• _Aim_:
Identify and pull out each line of the entries in which "values" occurs.
# START OF Excerpted records
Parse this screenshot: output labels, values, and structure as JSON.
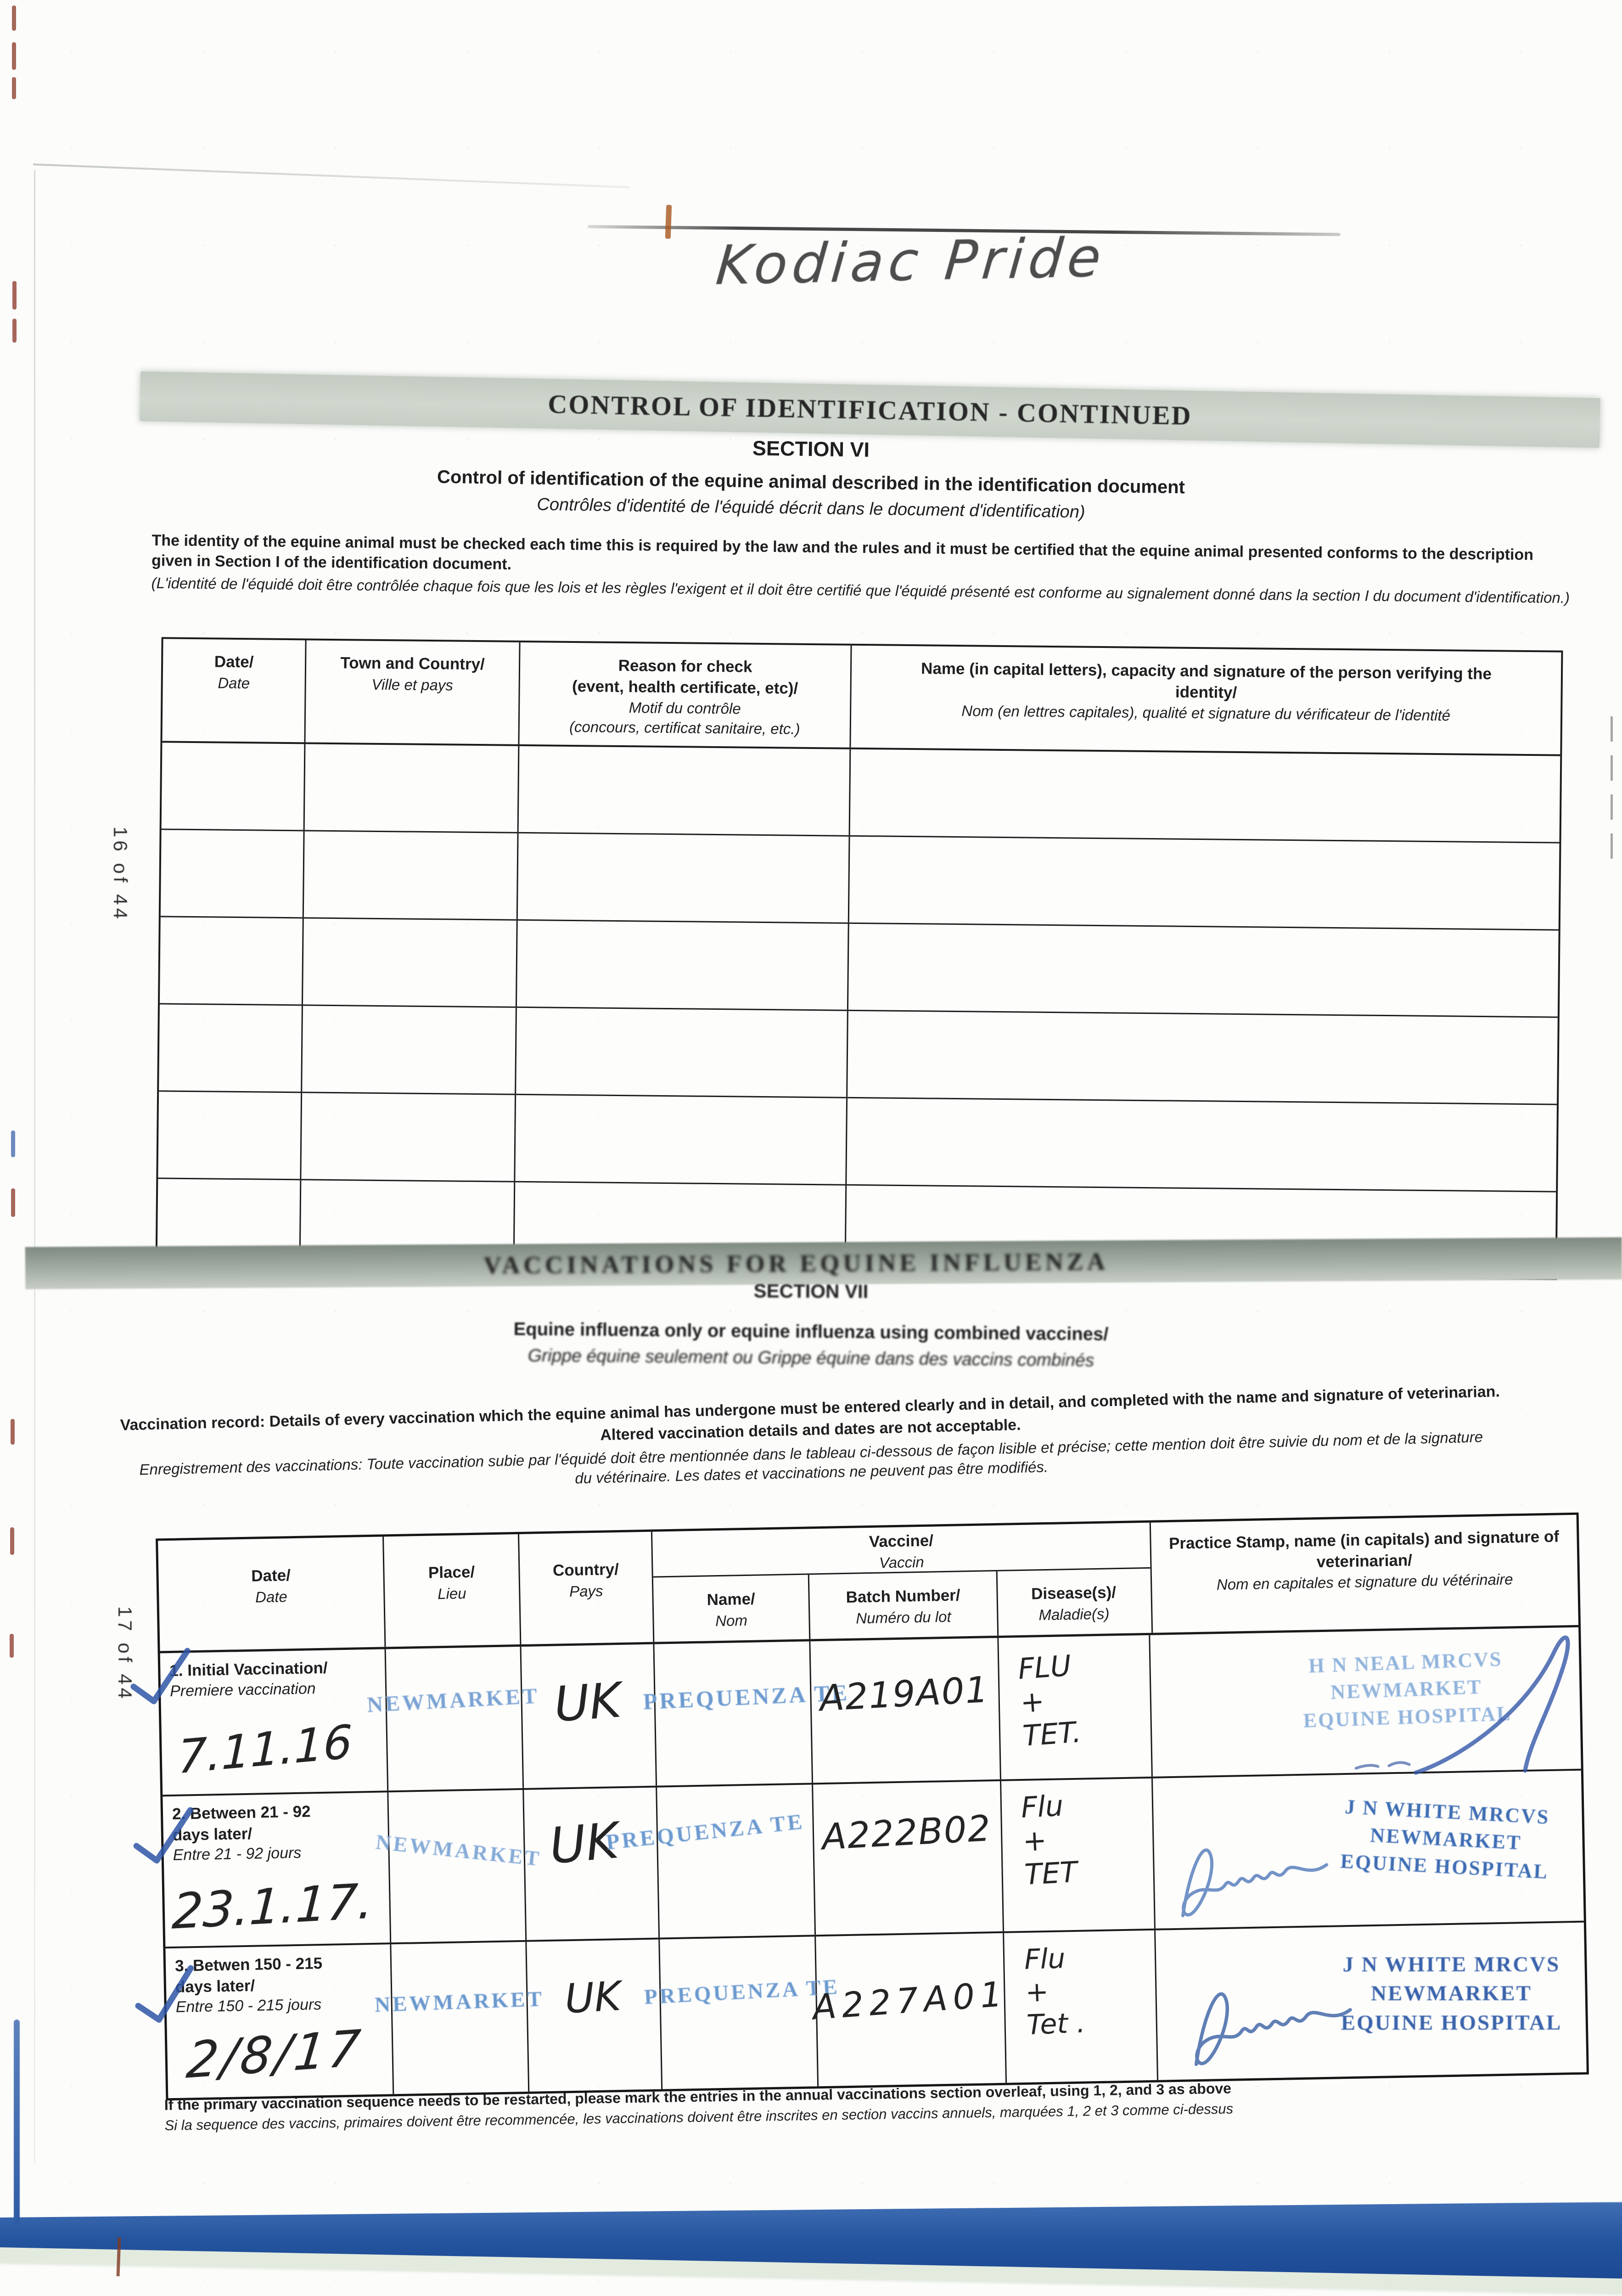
{
  "page": {
    "handwritten_horse_name": "Kodiac Pride",
    "side_labels": {
      "section6": "16 of 44",
      "section7": "17 of 44"
    }
  },
  "colors": {
    "stamp_blue": "#6d9bd0",
    "stamp_blue_light": "#91b4dc",
    "stamp_blue_dark": "#3e6db4",
    "signature_blue": "#3357a8",
    "band_gray": "#c9d0c8",
    "band_dark_gray": "#8d978e",
    "booklet_edge_blue": "#24549e",
    "ink": "#1f1f1f"
  },
  "section6": {
    "band_title": "CONTROL OF IDENTIFICATION - CONTINUED",
    "section_label": "SECTION VI",
    "title_en": "Control of identification of the equine animal described in the identification document",
    "title_fr": "Contrôles d'identité de l'équidé décrit dans le document d'identification)",
    "intro_en": "The identity of the equine animal must be checked each time this is required by the law and the rules and it must be certified that the equine animal presented conforms to the description given in Section I of the identification document.",
    "intro_fr": "(L'identité de l'équidé doit être contrôlée chaque fois que les lois et les règles l'exigent et il doit être certifié que l'équidé présenté est conforme au signalement donné dans la section I du document d'identification.)",
    "table": {
      "headers": [
        {
          "en": "Date/",
          "fr": "Date"
        },
        {
          "en": "Town and Country/",
          "fr": "Ville et pays"
        },
        {
          "en": [
            "Reason for check",
            "(event, health certificate, etc)/"
          ],
          "fr": [
            "Motif du contrôle",
            "(concours, certificat sanitaire, etc.)"
          ]
        },
        {
          "en": "Name (in capital letters), capacity and signature of the person verifying the identity/",
          "fr": "Nom (en lettres capitales), qualité et signature du vérificateur de l'identité"
        }
      ],
      "empty_row_count": 6
    }
  },
  "section7": {
    "band_title": "VACCINATIONS FOR EQUINE INFLUENZA",
    "section_label": "SECTION VII",
    "subtitle_en": "Equine influenza only or equine influenza using combined vaccines/",
    "subtitle_fr": "Grippe équine seulement ou Grippe équine dans des vaccins combinés",
    "note_en_1": "Vaccination record: Details of every vaccination which the equine animal has undergone must be entered clearly and in detail, and completed with the name and signature of veterinarian.",
    "note_en_2": "Altered vaccination details and dates are not acceptable.",
    "note_fr_1": "Enregistrement des vaccinations: Toute vaccination subie par l'équidé doit être mentionnée dans le tableau ci-dessous de façon lisible et précise; cette mention doit être suivie du nom et de la signature",
    "note_fr_2": "du vétérinaire. Les dates et vaccinations ne peuvent pas être modifiés.",
    "table": {
      "headers": {
        "date": {
          "en": "Date/",
          "fr": "Date"
        },
        "place": {
          "en": "Place/",
          "fr": "Lieu"
        },
        "country": {
          "en": "Country/",
          "fr": "Pays"
        },
        "vaccine": {
          "en": "Vaccine/",
          "fr": "Vaccin"
        },
        "name": {
          "en": "Name/",
          "fr": "Nom"
        },
        "batch": {
          "en": "Batch Number/",
          "fr": "Numéro du lot"
        },
        "disease": {
          "en": "Disease(s)/",
          "fr": "Maladie(s)"
        },
        "stamp": {
          "en": "Practice Stamp, name (in capitals) and signature of veterinarian/",
          "fr": "Nom en capitales et signature du vétérinaire"
        }
      },
      "rows": [
        {
          "label_en": [
            "1. Initial Vaccination/"
          ],
          "label_fr": "Premiere vaccination",
          "date": "7.11.16",
          "place_stamp": "NEWMARKET",
          "country": "UK",
          "vaccine_stamp": "PREQUENZA TE",
          "batch": "A219A01",
          "disease": [
            "FLU",
            "+",
            "TET."
          ],
          "stamp": [
            "H N NEAL MRCVS",
            "NEWMARKET",
            "EQUINE HOSPITAL"
          ]
        },
        {
          "label_en": [
            "2. Between 21 - 92",
            "days later/"
          ],
          "label_fr": "Entre 21 - 92 jours",
          "date": "23.1.17.",
          "place_stamp": "NEWMARKET",
          "country": "UK",
          "vaccine_stamp": "PREQUENZA TE",
          "batch": "A222B02",
          "disease": [
            "Flu",
            "+",
            "TET"
          ],
          "stamp": [
            "J N WHITE MRCVS",
            "NEWMARKET",
            "EQUINE HOSPITAL"
          ]
        },
        {
          "label_en": [
            "3. Betwen 150 - 215",
            "days later/"
          ],
          "label_fr": "Entre 150 - 215 jours",
          "date": "2/8/17",
          "place_stamp": "NEWMARKET",
          "country": "UK",
          "vaccine_stamp": "PREQUENZA TE",
          "batch": "A227A01",
          "disease": [
            "Flu",
            "+",
            "Tet ."
          ],
          "stamp": [
            "J N WHITE MRCVS",
            "NEWMARKET",
            "EQUINE HOSPITAL"
          ]
        }
      ]
    },
    "footer_en": "If the primary vaccination sequence needs to be restarted, please mark the entries in the annual vaccinations section overleaf, using 1, 2, and 3 as above",
    "footer_fr": "Si la sequence des vaccins, primaires doivent être recommencée, les vaccinations doivent être inscrites en section vaccins annuels, marquées 1, 2 et 3 comme ci-dessus"
  }
}
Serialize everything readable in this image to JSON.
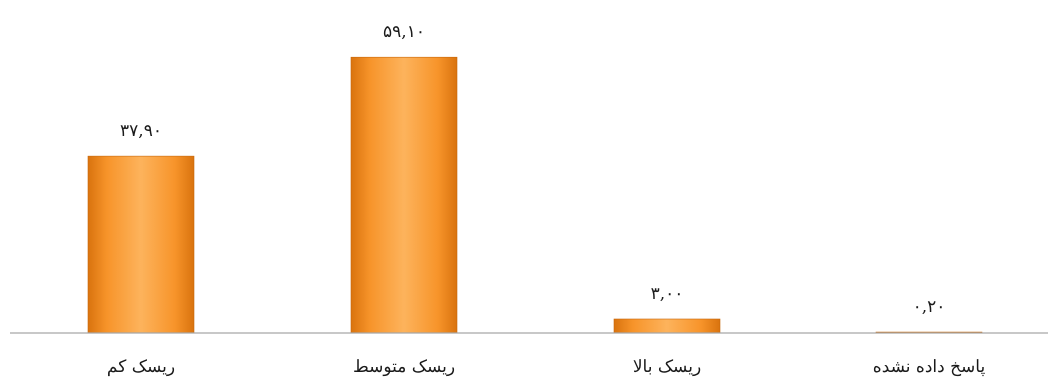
{
  "chart_data": {
    "type": "bar",
    "categories": [
      "ریسک کم",
      "ریسک متوسط",
      "ریسک بالا",
      "پاسخ داده نشده"
    ],
    "values": [
      37.9,
      59.1,
      3.0,
      0.2
    ],
    "data_labels": [
      "۳۷,۹۰",
      "۵۹,۱۰",
      "۳,۰۰",
      "۰,۲۰"
    ],
    "title": "",
    "xlabel": "",
    "ylabel": "",
    "ylim": [
      0,
      60
    ],
    "grid": false,
    "legend": "none",
    "y_axis_visible": false
  },
  "colors": {
    "bar_fill_light": "#FDB35C",
    "bar_fill_mid": "#F7942A",
    "bar_fill_dark": "#D9730E",
    "bar_edge": "#C8680C",
    "axis": "#A6A6A6",
    "text": "#1a1a1a"
  }
}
# END OF Excerpted records
• _Response below_:
Parse this screenshot: output labels, values, and structure as JSON.
    "values": [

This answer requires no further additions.